→ EXERCISE MATERIALS
====
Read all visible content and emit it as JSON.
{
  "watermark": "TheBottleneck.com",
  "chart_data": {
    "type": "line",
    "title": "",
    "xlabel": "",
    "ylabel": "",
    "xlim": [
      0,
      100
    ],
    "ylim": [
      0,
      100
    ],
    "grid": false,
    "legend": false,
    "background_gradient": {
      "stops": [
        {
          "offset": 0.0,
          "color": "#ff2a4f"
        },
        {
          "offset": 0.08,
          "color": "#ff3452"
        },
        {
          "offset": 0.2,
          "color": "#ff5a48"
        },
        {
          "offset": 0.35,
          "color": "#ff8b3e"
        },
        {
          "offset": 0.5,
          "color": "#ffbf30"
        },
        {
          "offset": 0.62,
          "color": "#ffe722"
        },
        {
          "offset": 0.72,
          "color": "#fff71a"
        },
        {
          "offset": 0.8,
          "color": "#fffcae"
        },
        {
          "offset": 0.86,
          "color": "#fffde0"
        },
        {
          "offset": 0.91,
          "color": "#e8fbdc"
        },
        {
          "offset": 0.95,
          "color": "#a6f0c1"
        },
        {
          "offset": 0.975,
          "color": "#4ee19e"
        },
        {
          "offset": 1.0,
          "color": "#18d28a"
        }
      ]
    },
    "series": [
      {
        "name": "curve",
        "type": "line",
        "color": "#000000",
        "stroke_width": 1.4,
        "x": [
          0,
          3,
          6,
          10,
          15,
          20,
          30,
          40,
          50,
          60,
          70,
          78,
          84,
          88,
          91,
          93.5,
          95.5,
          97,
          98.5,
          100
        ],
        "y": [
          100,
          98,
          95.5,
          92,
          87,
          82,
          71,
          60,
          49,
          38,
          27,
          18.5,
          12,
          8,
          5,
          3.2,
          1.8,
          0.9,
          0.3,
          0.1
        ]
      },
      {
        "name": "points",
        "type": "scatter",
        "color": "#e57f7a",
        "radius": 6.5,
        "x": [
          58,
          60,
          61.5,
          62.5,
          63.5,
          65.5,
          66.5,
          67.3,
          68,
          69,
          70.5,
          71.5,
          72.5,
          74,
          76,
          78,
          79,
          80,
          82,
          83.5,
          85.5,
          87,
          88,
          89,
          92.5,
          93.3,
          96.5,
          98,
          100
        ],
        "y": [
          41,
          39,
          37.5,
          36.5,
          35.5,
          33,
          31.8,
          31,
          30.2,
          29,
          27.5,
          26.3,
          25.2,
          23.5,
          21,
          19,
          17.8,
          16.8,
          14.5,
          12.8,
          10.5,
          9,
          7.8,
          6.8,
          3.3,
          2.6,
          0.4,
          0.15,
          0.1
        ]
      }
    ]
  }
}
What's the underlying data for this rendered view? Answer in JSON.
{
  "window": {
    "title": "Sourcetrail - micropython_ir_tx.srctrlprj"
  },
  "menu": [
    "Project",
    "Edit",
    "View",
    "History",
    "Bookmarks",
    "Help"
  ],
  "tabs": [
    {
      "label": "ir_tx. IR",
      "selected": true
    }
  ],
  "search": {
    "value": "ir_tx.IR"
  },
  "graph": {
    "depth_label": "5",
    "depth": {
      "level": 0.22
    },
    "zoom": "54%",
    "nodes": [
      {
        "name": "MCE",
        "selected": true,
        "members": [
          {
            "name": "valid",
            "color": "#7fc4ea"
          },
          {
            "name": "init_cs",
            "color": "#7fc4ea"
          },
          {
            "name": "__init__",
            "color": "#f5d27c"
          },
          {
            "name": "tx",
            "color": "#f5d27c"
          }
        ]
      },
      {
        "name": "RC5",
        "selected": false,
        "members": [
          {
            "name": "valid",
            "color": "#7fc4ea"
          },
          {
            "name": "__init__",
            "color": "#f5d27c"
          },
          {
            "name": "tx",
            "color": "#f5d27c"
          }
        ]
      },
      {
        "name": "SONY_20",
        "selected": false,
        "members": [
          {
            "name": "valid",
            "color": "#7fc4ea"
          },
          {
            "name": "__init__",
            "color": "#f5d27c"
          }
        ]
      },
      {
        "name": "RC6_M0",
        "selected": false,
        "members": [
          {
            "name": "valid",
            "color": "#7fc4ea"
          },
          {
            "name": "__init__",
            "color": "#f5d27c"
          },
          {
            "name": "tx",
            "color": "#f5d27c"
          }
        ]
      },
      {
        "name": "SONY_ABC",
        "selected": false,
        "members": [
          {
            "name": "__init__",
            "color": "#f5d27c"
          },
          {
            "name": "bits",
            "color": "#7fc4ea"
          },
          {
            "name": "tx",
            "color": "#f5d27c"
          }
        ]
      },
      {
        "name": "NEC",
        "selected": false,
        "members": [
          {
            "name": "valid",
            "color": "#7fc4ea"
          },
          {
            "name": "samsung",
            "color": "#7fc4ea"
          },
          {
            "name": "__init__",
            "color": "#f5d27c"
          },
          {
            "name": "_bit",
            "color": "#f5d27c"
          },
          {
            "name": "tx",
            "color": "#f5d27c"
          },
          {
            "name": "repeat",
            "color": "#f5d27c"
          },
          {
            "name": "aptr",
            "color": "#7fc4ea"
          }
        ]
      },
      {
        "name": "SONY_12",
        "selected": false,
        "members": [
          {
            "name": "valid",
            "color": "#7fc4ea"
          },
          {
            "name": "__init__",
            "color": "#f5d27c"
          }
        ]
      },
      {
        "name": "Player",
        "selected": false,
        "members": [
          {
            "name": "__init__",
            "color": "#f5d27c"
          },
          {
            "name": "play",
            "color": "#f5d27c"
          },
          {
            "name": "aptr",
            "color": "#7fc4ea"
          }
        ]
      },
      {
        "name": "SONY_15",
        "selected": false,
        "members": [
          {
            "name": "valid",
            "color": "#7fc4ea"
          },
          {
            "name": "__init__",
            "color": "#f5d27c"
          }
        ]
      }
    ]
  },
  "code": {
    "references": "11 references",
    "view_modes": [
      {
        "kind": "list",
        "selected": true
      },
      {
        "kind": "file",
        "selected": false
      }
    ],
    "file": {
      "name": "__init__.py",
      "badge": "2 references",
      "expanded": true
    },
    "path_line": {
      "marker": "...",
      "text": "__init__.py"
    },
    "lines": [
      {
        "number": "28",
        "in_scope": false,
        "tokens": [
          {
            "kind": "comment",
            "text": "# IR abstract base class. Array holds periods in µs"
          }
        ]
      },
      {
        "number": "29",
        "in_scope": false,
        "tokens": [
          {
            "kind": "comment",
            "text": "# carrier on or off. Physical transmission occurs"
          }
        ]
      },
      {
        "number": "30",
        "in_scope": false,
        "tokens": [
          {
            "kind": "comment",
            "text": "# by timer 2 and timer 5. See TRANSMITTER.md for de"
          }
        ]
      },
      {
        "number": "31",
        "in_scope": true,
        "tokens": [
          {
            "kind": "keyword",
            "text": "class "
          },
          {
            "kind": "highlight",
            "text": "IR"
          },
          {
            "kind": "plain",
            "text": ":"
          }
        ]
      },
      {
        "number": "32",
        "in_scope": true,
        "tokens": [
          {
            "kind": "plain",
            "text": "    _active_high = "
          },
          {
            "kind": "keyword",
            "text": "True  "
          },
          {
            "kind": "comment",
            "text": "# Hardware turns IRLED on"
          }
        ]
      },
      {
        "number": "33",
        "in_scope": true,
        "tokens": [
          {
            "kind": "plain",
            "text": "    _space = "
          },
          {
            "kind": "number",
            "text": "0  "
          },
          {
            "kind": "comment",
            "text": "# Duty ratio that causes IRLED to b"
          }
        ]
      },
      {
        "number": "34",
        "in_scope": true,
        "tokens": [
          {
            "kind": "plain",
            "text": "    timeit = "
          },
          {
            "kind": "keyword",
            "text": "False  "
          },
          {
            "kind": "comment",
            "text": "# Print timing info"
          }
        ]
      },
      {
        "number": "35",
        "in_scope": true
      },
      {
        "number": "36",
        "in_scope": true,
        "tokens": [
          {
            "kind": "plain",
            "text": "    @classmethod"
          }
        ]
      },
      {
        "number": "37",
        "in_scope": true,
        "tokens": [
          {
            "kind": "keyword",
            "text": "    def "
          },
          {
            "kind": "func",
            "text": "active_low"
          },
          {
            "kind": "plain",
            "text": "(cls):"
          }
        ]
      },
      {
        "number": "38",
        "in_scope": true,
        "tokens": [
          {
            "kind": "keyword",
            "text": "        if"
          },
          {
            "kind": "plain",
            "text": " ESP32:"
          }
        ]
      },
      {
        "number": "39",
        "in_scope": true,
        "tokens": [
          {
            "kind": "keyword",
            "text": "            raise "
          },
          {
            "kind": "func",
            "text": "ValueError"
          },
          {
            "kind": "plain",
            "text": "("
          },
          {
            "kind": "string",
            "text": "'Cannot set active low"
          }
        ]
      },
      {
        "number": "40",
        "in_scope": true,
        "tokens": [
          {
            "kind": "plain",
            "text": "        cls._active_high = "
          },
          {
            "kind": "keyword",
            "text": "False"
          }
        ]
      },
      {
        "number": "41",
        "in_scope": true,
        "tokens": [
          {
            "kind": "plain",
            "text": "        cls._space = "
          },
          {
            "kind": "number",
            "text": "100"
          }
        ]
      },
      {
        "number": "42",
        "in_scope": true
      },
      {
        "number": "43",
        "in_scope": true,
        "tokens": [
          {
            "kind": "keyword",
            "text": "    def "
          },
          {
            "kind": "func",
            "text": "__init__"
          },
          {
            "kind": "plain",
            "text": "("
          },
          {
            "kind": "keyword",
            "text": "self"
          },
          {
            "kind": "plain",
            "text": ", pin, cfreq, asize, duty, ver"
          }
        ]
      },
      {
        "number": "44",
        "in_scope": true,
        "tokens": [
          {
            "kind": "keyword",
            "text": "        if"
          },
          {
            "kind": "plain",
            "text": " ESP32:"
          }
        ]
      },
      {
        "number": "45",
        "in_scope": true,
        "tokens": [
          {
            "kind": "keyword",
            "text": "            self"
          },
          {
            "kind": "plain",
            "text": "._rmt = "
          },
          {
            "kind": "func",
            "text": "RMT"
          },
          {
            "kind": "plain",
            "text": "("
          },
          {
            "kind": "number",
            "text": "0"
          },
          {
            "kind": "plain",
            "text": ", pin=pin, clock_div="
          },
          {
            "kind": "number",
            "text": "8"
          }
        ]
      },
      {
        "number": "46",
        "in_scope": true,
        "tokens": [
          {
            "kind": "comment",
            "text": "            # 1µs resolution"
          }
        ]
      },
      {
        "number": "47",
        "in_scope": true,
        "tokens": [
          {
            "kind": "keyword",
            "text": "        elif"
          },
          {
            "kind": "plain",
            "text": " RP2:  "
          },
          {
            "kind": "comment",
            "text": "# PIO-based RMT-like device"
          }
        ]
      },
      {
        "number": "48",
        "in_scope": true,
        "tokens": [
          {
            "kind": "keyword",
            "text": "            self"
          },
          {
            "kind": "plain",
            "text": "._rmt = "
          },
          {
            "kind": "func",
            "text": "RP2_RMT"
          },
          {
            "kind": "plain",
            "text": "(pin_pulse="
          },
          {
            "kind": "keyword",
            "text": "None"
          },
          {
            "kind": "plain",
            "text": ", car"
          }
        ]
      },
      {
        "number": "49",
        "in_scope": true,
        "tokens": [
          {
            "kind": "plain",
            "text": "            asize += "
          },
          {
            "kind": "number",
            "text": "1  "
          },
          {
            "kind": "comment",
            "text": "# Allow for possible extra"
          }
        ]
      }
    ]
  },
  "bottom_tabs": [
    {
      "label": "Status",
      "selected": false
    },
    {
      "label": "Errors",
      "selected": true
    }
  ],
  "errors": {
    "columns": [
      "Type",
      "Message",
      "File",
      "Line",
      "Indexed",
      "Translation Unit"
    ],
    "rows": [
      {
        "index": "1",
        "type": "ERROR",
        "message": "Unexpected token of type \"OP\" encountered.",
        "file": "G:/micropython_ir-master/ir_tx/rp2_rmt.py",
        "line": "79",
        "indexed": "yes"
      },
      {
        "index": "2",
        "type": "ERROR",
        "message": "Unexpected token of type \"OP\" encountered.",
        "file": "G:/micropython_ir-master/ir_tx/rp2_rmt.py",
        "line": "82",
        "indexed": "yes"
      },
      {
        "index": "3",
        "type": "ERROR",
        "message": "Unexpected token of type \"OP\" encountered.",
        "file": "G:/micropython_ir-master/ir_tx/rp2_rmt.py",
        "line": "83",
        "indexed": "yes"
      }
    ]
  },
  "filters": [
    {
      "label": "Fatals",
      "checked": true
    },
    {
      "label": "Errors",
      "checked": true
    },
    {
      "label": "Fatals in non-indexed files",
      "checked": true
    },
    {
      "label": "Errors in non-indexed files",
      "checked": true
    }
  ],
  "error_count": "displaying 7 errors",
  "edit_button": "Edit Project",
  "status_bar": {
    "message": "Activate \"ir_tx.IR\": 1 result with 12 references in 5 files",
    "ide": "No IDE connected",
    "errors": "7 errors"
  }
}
====
→ EXERCISE AIM
From the data, list each line in which the string "asize" appears.

→ RESULT OF THE TASK
            "text": ", pin, cfreq, asize, duty, ver"
            "text": "            asize += "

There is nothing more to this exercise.